*INSTRUCTIONS FOR THE TASK*.
Each line containing the word "name" must be reported.

= = = = = = =

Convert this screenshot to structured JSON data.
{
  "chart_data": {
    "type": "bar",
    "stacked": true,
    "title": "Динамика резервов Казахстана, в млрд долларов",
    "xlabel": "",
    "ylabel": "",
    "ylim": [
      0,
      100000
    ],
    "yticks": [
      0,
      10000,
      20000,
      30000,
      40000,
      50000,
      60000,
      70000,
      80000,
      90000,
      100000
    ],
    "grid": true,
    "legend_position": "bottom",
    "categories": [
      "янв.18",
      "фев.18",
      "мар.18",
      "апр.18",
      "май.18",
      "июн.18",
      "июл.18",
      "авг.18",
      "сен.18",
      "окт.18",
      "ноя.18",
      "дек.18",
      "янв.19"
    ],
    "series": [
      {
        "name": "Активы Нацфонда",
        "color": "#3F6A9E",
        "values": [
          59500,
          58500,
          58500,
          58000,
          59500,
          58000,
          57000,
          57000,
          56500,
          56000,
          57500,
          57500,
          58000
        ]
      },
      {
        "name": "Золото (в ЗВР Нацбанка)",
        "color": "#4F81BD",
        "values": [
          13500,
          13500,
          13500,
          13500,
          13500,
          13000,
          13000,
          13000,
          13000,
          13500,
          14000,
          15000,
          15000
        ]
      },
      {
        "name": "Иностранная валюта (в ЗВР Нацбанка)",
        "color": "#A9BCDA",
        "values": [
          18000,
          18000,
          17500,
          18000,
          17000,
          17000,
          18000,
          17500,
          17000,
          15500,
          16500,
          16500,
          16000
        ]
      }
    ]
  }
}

= = = = = = =

*SOLVED EXERCISE*.
        "name": "Активы Нацфонда",
        "name": "Золото (в ЗВР Нацбанка)",
        "name": "Иностранная валюта (в ЗВР Нацбанка)",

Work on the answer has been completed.